# PROBLEM DESCRIPTION
Quote every line as written. Omit pictures.
::: DATA ROWS :::
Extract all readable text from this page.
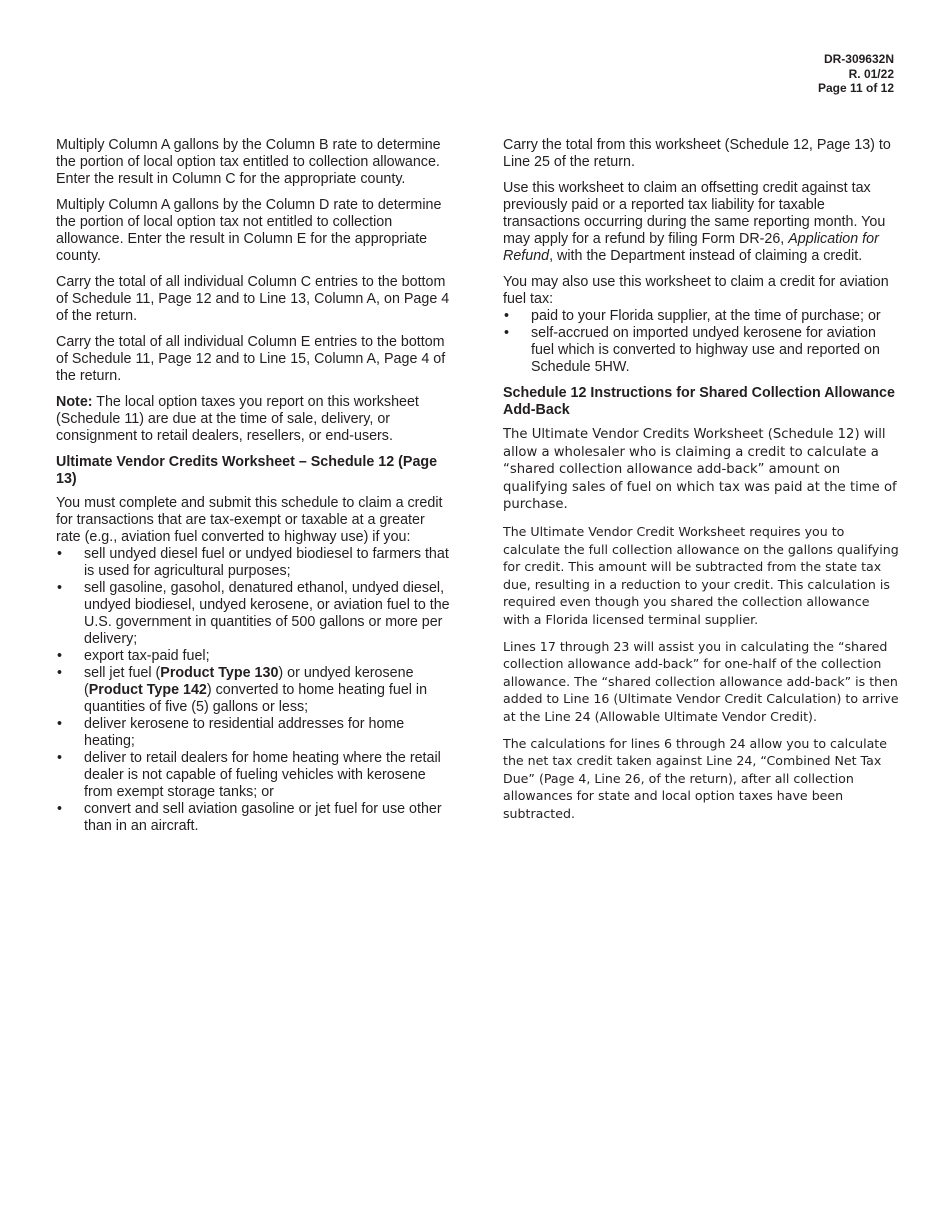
DR-309632N
R. 01/22
Page 11 of 12

Multiply Column A gallons by the Column B rate to determine the portion of local option tax entitled to collection allowance. Enter the result in Column C for the appropriate county.

Multiply Column A gallons by the Column D rate to determine the portion of local option tax not entitled to collection allowance. Enter the result in Column E for the appropriate county.

Carry the total of all individual Column C entries to the bottom of Schedule 11, Page 12 and to Line 13, Column A, on Page 4 of the return.

Carry the total of all individual Column E entries to the bottom of Schedule 11, Page 12 and to Line 15, Column A, Page 4 of the return.

Note: The local option taxes you report on this worksheet (Schedule 11) are due at the time of sale, delivery, or consignment to retail dealers, resellers, or end-users.

Ultimate Vendor Credits Worksheet – Schedule 12 (Page 13)

You must complete and submit this schedule to claim a credit for transactions that are tax-exempt or taxable at a greater rate (e.g., aviation fuel converted to highway use) if you:

• sell undyed diesel fuel or undyed biodiesel to farmers that is used for agricultural purposes;
• sell gasoline, gasohol, denatured ethanol, undyed diesel, undyed biodiesel, undyed kerosene, or aviation fuel to the U.S. government in quantities of 500 gallons or more per delivery;
• export tax-paid fuel;
• sell jet fuel (Product Type 130) or undyed kerosene (Product Type 142) converted to home heating fuel in quantities of five (5) gallons or less;
• deliver kerosene to residential addresses for home heating;
• deliver to retail dealers for home heating where the retail dealer is not capable of fueling vehicles with kerosene from exempt storage tanks; or
• convert and sell aviation gasoline or jet fuel for use other than in an aircraft.

Carry the total from this worksheet (Schedule 12, Page 13) to Line 25 of the return.

Use this worksheet to claim an offsetting credit against tax previously paid or a reported tax liability for taxable transactions occurring during the same reporting month. You may apply for a refund by filing Form DR-26, Application for Refund, with the Department instead of claiming a credit.

You may also use this worksheet to claim a credit for aviation fuel tax:

• paid to your Florida supplier, at the time of purchase; or
• self-accrued on imported undyed kerosene for aviation fuel which is converted to highway use and reported on Schedule 5HW.
Schedule 12 Instructions for Shared Collection Allowance Add-Back

The Ultimate Vendor Credits Worksheet (Schedule 12) will allow a wholesaler who is claiming a credit to calculate a “shared collection allowance add-back” amount on qualifying sales of fuel on which tax was paid at the time of purchase.

The Ultimate Vendor Credit Worksheet requires you to calculate the full collection allowance on the gallons qualifying for credit. This amount will be subtracted from the state tax due, resulting in a reduction to your credit. This calculation is required even though you shared the collection allowance with a Florida licensed terminal supplier.

Lines 17 through 23 will assist you in calculating the “shared collection allowance add-back” for one-half of the collection allowance. The “shared collection allowance add-back” is then added to Line 16 (Ultimate Vendor Credit Calculation) to arrive at the Line 24 (Allowable Ultimate Vendor Credit).

The calculations for lines 6 through 24 allow you to calculate the net tax credit taken against Line 24, “Combined Net Tax Due” (Page 4, Line 26, of the return), after all collection allowances for state and local option taxes have been subtracted.
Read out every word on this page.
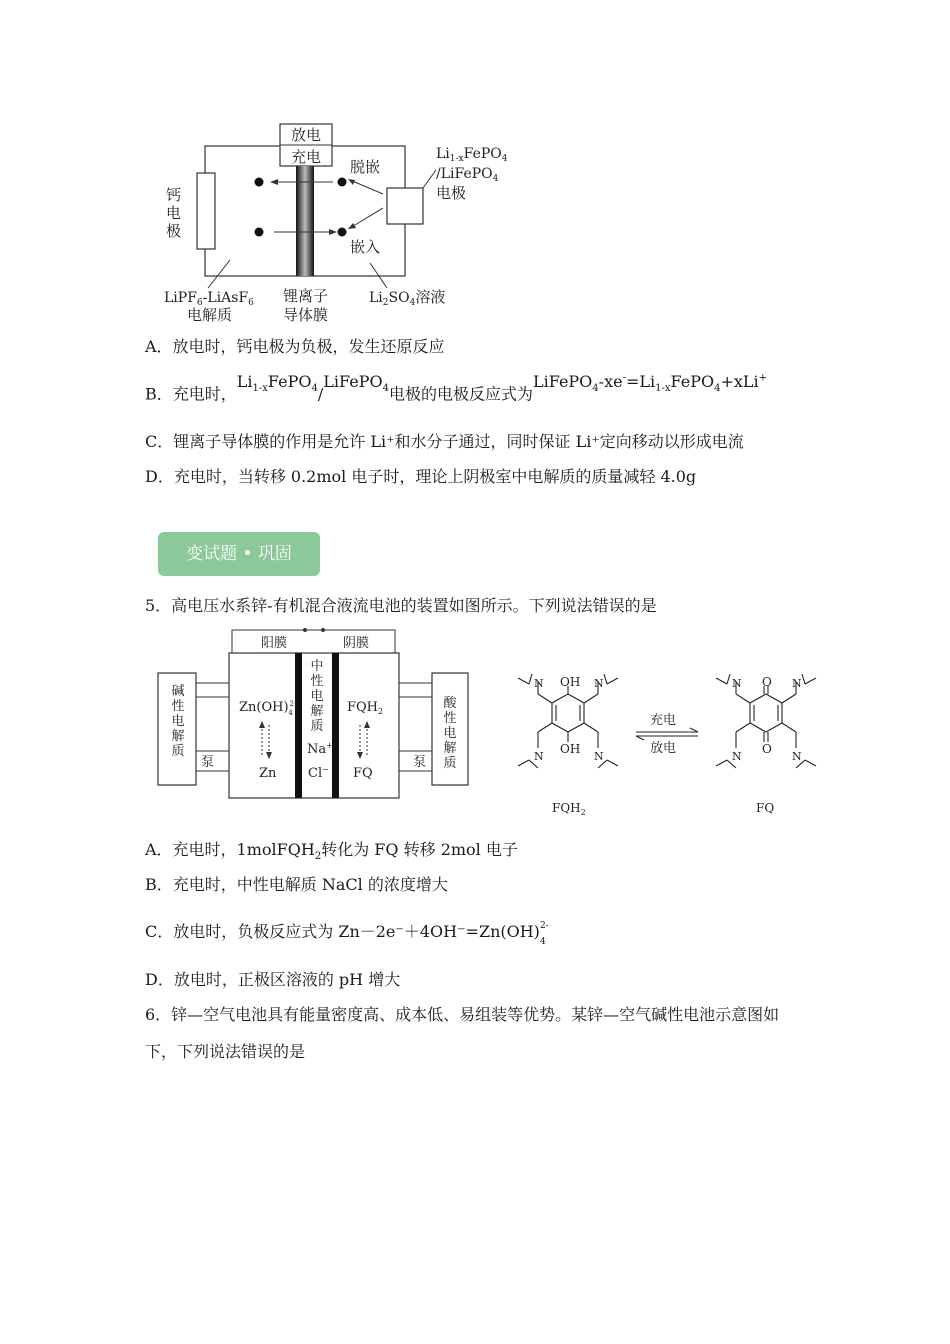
放电
充电
钙
电
极
脱嵌
嵌入
$Li_{1-x}FePO_4$
/LiFePO$_4$
电极
LiPF$_6$-LiAsF$_6$
电解质
锂离子
导体膜
$Li_2SO_4$溶液
A．放电时，钙电极为负极，发生还原反应
B．充电时，$Li_{1-x}FePO_4/LiFePO_4$电极的电极反应式为$LiFePO_4-xe^-=Li_{1-x}FePO_4+xLi^+$
C．锂离子导体膜的作用是允许 Li⁺和水分子通过，同时保证 Li⁺定向移动以形成电流
D．充电时，当转移 0.2mol 电子时，理论上阴极室中电解质的质量减轻 4.0g
变试题 • 巩固
5．高电压水系锌-有机混合液流电池的装置如图所示。下列说法错误的是
阳膜	阴膜
中
性
电
解
质
Na+
Cl−
Zn(OH)$^{2-}$4
Zn
$FQH_2$
FQ
泵
碱
性
电
解
质
泵
酸
性
电
解
质
OH
OH
N	N
N	N
$FQH_2$
充电
放电
O
O
N	N
N	N
FQ
A．充电时，1molFQH$_2$转化为 FQ 转移 2mol 电子
B．充电时，中性电解质 NaCl 的浓度增大
C．放电时，负极反应式为 Zn－2e⁻＋4OH⁻=Zn(OH) 2-
4
D．放电时，正极区溶液的 pH 增大
6．锌—空气电池具有能量密度高、成本低、易组装等优势。某锌—空气碱性电池示意图如
下，下列说法错误的是
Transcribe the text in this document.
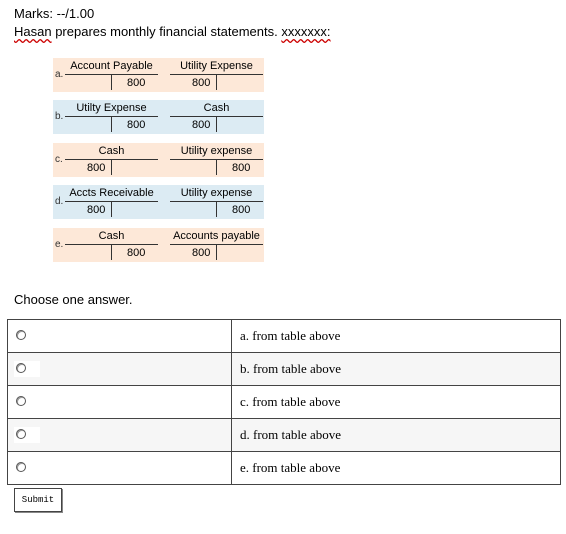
Marks: --/1.00
Hasan prepares monthly financial statements. xxxxxxx:
a.
Account Payable
800
Utility Expense
800
b.
Utilty Expense
800
Cash
800
c.
Cash
800
Utility expense
800
d.
Accts Receivable
800
Utility expense
800
e.
Cash
800
Accounts payable
800
Choose one answer.
	a. from table above

	b. from table above

	c. from table above

	d. from table above

	e. from table above
Submit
:::
# RESPONSE FOR THIS EXERCISE
Extract all readable text from this page.
DR-309632N
R. 01/22
Page 11 of 12

Multiply Column A gallons by the Column B rate to determine the portion of local option tax entitled to collection allowance. Enter the result in Column C for the appropriate county.

Multiply Column A gallons by the Column D rate to determine the portion of local option tax not entitled to collection allowance. Enter the result in Column E for the appropriate county.

Carry the total of all individual Column C entries to the bottom of Schedule 11, Page 12 and to Line 13, Column A, on Page 4 of the return.

Carry the total of all individual Column E entries to the bottom of Schedule 11, Page 12 and to Line 15, Column A, Page 4 of the return.

Note: The local option taxes you report on this worksheet (Schedule 11) are due at the time of sale, delivery, or consignment to retail dealers, resellers, or end-users.

Ultimate Vendor Credits Worksheet – Schedule 12 (Page 13)

You must complete and submit this schedule to claim a credit for transactions that are tax-exempt or taxable at a greater rate (e.g., aviation fuel converted to highway use) if you:

• sell undyed diesel fuel or undyed biodiesel to farmers that is used for agricultural purposes;
• sell gasoline, gasohol, denatured ethanol, undyed diesel, undyed biodiesel, undyed kerosene, or aviation fuel to the U.S. government in quantities of 500 gallons or more per delivery;
• export tax-paid fuel;
• sell jet fuel (Product Type 130) or undyed kerosene (Product Type 142) converted to home heating fuel in quantities of five (5) gallons or less;
• deliver kerosene to residential addresses for home heating;
• deliver to retail dealers for home heating where the retail dealer is not capable of fueling vehicles with kerosene from exempt storage tanks; or
• convert and sell aviation gasoline or jet fuel for use other than in an aircraft.

Carry the total from this worksheet (Schedule 12, Page 13) to Line 25 of the return.

Use this worksheet to claim an offsetting credit against tax previously paid or a reported tax liability for taxable transactions occurring during the same reporting month. You may apply for a refund by filing Form DR-26, Application for Refund, with the Department instead of claiming a credit.

You may also use this worksheet to claim a credit for aviation fuel tax:

• paid to your Florida supplier, at the time of purchase; or
• self-accrued on imported undyed kerosene for aviation fuel which is converted to highway use and reported on Schedule 5HW.
Schedule 12 Instructions for Shared Collection Allowance Add-Back

The Ultimate Vendor Credits Worksheet (Schedule 12) will allow a wholesaler who is claiming a credit to calculate a “shared collection allowance add-back” amount on qualifying sales of fuel on which tax was paid at the time of purchase.

The Ultimate Vendor Credit Worksheet requires you to calculate the full collection allowance on the gallons qualifying for credit. This amount will be subtracted from the state tax due, resulting in a reduction to your credit. This calculation is required even though you shared the collection allowance with a Florida licensed terminal supplier.

Lines 17 through 23 will assist you in calculating the “shared collection allowance add-back” for one-half of the collection allowance. The “shared collection allowance add-back” is then added to Line 16 (Ultimate Vendor Credit Calculation) to arrive at the Line 24 (Allowable Ultimate Vendor Credit).

The calculations for lines 6 through 24 allow you to calculate the net tax credit taken against Line 24, “Combined Net Tax Due” (Page 4, Line 26, of the return), after all collection allowances for state and local option taxes have been subtracted.
Read out every word on this page.
放电
充电
钙
电
极
脱嵌
嵌入
$Li_{1-x}FePO_4$
/LiFePO$_4$
电极
LiPF$_6$-LiAsF$_6$
电解质
锂离子
导体膜
$Li_2SO_4$溶液
A．放电时，钙电极为负极，发生还原反应
B．充电时，$Li_{1-x}FePO_4/LiFePO_4$电极的电极反应式为$LiFePO_4-xe^-=Li_{1-x}FePO_4+xLi^+$
C．锂离子导体膜的作用是允许 Li⁺和水分子通过，同时保证 Li⁺定向移动以形成电流
D．充电时，当转移 0.2mol 电子时，理论上阴极室中电解质的质量减轻 4.0g
变试题 • 巩固
5．高电压水系锌-有机混合液流电池的装置如图所示。下列说法错误的是
阳膜	阴膜
中
性
电
解
质
Na+
Cl−
Zn(OH)$^{2-}$4
Zn
$FQH_2$
FQ
泵
碱
性
电
解
质
泵
酸
性
电
解
质
OH
OH
N	N
N	N
$FQH_2$
充电
放电
O
O
N	N
N	N
FQ
A．充电时，1molFQH$_2$转化为 FQ 转移 2mol 电子
B．充电时，中性电解质 NaCl 的浓度增大
C．放电时，负极反应式为 Zn－2e⁻＋4OH⁻=Zn(OH) 2-
4
D．放电时，正极区溶液的 pH 增大
6．锌—空气电池具有能量密度高、成本低、易组装等优势。某锌—空气碱性电池示意图如
下，下列说法错误的是
Transcribe the text in this document.
Marks: --/1.00
Hasan prepares monthly financial statements. xxxxxxx:
a.
Account Payable
800
Utility Expense
800
b.
Utilty Expense
800
Cash
800
c.
Cash
800
Utility expense
800
d.
Accts Receivable
800
Utility expense
800
e.
Cash
800
Accounts payable
800
Choose one answer.
	a. from table above

	b. from table above

	c. from table above

	d. from table above

	e. from table above
Submit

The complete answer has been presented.